- **Exercise prompt**:
Copy out the data below from the line containing "Decode this image" to the line containing "What's the underlying", both lines included, with all images left out.

── Available data ──

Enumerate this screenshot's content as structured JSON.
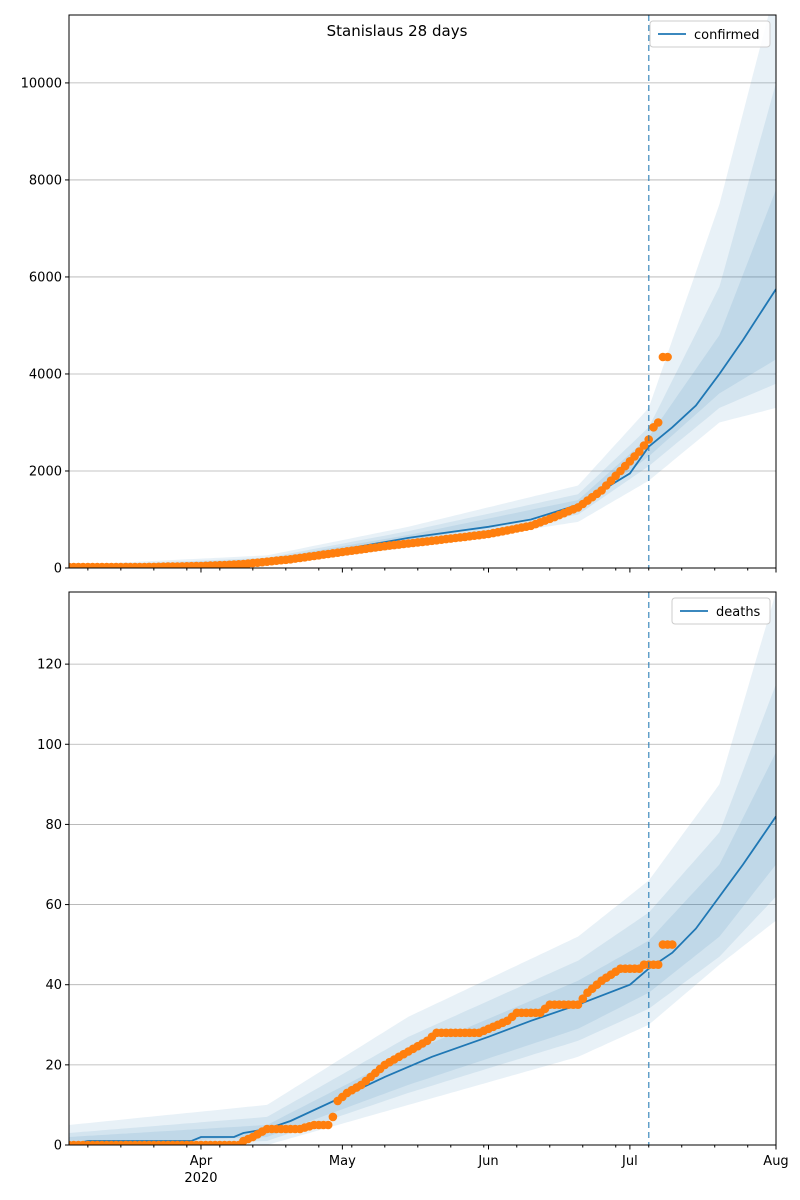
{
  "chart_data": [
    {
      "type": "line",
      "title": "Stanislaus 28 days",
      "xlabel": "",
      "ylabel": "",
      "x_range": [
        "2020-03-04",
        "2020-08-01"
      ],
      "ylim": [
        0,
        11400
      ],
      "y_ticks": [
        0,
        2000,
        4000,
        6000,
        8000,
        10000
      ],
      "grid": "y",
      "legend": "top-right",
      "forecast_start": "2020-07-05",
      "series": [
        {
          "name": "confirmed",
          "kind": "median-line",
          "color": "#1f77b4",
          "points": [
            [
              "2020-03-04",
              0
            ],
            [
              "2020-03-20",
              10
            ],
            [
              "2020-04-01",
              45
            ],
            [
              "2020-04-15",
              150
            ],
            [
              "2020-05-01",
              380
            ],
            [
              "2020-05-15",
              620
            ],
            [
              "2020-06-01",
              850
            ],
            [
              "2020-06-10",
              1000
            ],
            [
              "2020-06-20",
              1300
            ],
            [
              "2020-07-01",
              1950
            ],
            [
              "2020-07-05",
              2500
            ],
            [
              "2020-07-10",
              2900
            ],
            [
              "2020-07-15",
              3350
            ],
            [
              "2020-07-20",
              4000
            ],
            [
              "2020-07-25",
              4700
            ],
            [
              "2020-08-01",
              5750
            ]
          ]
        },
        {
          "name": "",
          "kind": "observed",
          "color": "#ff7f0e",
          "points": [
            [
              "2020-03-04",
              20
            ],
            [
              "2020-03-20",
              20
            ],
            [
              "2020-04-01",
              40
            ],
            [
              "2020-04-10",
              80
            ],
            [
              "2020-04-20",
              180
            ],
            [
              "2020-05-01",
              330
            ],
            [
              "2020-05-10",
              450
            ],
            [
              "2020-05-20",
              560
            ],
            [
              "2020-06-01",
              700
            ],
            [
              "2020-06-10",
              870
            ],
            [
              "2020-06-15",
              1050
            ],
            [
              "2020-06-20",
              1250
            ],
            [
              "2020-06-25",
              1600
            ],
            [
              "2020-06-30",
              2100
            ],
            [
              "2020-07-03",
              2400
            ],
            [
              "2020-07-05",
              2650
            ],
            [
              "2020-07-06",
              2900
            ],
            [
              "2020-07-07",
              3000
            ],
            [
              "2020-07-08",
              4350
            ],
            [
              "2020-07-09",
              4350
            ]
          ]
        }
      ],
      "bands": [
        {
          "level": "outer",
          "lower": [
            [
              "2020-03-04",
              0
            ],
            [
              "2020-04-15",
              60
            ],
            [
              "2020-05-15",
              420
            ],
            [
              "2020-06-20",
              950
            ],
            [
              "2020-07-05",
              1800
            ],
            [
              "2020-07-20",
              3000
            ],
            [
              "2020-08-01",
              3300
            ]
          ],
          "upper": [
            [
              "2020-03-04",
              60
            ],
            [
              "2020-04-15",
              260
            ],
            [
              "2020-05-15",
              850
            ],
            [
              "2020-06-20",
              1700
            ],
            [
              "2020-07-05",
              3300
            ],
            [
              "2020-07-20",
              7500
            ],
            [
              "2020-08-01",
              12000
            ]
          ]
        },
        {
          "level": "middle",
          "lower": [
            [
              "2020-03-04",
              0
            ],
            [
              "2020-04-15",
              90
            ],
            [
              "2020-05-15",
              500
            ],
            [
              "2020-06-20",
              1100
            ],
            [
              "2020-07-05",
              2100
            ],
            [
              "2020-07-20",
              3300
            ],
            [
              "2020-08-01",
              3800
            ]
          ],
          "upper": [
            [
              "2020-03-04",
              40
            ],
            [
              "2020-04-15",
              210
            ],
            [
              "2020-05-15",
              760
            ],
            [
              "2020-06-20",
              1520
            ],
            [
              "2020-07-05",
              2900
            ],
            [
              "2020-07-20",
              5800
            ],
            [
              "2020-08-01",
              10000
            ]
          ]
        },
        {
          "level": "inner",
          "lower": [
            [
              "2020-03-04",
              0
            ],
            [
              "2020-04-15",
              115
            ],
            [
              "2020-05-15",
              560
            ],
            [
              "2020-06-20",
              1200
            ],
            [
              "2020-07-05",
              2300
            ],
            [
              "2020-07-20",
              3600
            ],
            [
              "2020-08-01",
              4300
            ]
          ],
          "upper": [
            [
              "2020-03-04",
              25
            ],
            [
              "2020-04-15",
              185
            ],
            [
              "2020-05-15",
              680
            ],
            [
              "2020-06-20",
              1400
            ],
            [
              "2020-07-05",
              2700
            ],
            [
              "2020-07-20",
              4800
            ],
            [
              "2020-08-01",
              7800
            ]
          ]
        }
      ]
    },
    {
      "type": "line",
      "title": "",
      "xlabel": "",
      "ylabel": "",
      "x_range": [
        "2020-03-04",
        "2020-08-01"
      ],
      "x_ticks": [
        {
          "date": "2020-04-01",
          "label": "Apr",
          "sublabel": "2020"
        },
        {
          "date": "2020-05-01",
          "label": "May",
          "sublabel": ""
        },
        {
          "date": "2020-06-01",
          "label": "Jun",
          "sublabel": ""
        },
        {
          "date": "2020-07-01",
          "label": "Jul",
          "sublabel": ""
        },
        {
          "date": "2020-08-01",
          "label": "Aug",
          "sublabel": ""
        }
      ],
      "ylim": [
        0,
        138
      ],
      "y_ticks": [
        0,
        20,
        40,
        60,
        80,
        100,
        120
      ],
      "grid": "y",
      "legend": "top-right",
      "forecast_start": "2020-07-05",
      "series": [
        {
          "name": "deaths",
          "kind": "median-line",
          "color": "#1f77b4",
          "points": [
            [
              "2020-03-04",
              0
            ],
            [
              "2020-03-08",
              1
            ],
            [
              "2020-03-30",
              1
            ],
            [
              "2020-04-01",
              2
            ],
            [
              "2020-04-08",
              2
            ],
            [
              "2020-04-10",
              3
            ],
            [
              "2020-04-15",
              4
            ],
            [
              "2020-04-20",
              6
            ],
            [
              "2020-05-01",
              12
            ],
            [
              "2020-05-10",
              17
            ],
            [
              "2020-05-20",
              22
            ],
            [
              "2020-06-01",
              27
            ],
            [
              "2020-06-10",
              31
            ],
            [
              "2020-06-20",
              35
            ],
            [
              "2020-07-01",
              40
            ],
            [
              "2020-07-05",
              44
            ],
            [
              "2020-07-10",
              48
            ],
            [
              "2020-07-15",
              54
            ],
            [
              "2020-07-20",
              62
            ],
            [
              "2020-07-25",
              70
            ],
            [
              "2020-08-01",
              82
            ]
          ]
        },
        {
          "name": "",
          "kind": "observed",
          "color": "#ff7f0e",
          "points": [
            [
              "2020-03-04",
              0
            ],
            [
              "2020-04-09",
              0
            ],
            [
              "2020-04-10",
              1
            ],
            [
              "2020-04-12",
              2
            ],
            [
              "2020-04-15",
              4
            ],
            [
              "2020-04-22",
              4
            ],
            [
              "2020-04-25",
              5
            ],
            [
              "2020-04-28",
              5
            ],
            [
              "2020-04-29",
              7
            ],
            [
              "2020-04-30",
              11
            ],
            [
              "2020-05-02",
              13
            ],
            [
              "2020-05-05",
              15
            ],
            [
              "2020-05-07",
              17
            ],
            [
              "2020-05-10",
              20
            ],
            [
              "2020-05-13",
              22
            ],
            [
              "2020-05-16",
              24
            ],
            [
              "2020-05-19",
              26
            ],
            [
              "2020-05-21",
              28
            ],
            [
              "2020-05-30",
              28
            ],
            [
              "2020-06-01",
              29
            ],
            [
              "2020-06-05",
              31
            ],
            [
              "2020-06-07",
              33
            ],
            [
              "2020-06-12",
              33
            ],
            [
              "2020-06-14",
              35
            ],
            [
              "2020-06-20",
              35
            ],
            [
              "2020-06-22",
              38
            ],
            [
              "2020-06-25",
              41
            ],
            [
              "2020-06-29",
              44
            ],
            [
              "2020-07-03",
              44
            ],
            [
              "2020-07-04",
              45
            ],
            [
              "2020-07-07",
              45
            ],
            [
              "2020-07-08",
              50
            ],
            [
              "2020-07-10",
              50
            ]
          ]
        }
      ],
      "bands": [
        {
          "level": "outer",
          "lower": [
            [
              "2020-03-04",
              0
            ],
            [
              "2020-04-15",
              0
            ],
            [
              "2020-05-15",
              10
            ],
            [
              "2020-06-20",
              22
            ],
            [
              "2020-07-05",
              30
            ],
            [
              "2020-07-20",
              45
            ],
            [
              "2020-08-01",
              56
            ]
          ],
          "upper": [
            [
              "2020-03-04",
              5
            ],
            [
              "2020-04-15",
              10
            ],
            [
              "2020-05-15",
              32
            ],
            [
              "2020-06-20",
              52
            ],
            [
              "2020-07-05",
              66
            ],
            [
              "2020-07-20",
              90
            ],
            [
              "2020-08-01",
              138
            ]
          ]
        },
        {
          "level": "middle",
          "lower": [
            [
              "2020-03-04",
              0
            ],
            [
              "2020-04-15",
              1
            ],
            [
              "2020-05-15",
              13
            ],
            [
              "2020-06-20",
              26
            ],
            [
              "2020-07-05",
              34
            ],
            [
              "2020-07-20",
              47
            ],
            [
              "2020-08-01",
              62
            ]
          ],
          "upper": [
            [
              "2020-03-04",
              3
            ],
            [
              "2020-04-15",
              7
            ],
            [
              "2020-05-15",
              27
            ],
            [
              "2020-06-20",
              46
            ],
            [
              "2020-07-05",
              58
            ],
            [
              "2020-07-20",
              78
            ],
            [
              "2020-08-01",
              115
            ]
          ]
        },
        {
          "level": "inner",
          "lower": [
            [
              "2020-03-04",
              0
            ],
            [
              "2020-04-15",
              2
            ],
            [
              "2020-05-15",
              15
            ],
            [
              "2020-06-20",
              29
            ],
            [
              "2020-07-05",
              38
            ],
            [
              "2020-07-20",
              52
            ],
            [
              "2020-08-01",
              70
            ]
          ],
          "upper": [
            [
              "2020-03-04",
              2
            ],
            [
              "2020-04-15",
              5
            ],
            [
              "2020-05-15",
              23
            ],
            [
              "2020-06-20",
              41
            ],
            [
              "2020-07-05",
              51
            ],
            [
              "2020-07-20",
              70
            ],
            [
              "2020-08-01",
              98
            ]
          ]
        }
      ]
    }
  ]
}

───
── Available data ──

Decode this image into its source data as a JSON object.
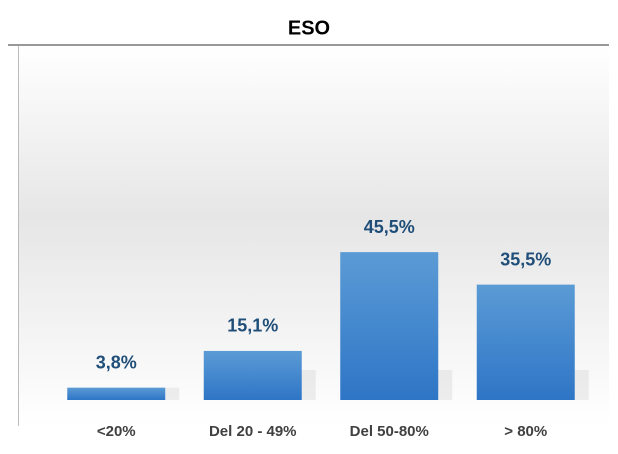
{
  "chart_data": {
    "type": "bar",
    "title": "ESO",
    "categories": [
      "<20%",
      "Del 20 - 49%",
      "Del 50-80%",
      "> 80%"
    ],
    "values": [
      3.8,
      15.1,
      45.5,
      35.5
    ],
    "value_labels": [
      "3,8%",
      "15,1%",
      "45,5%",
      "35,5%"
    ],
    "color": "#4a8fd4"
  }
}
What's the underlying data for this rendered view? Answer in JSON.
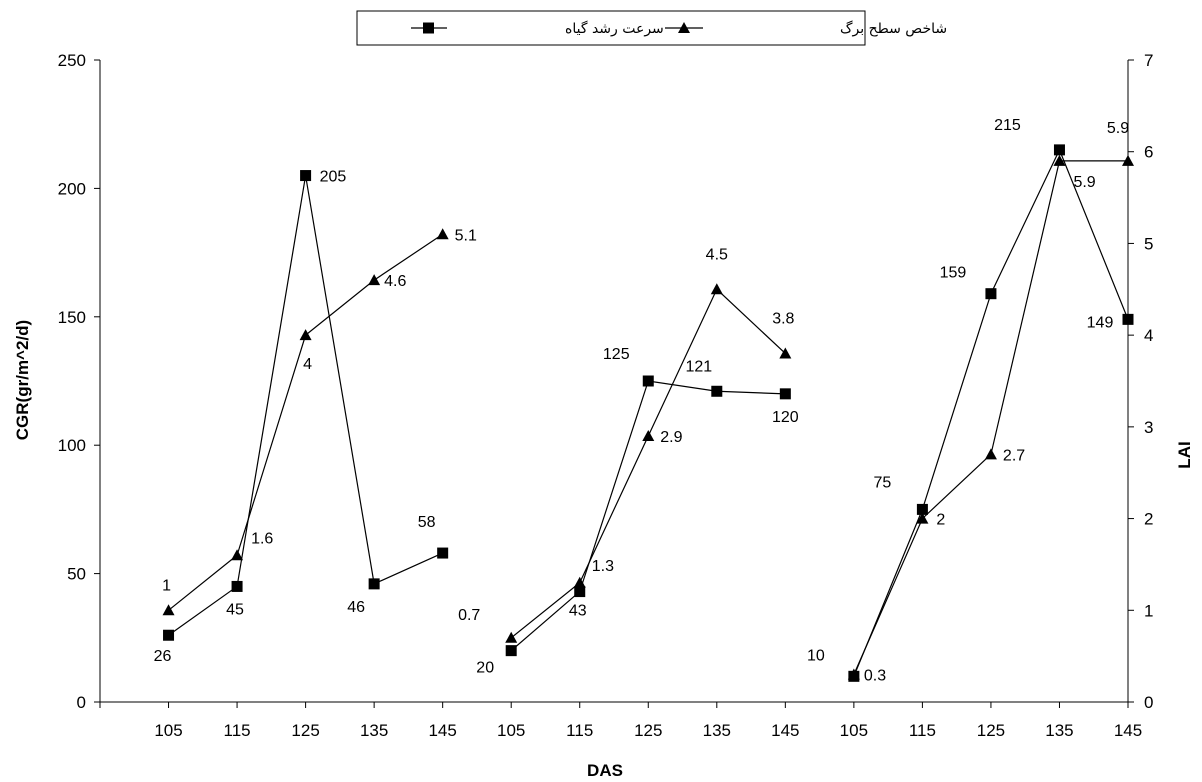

───

- **The answer**:
Decode this image into its source data as a JSON object.
{
  "chart_data": {
    "type": "bar",
    "title": "ESO",
    "categories": [
      "<20%",
      "Del 20 - 49%",
      "Del 50-80%",
      "> 80%"
    ],
    "values": [
      3.8,
      15.1,
      45.5,
      35.5
    ],
    "value_labels": [
      "3,8%",
      "15,1%",
      "45,5%",
      "35,5%"
    ],
    "color": "#4a8fd4"
  }
}
What's the underlying data for this rendered view? Answer in JSON.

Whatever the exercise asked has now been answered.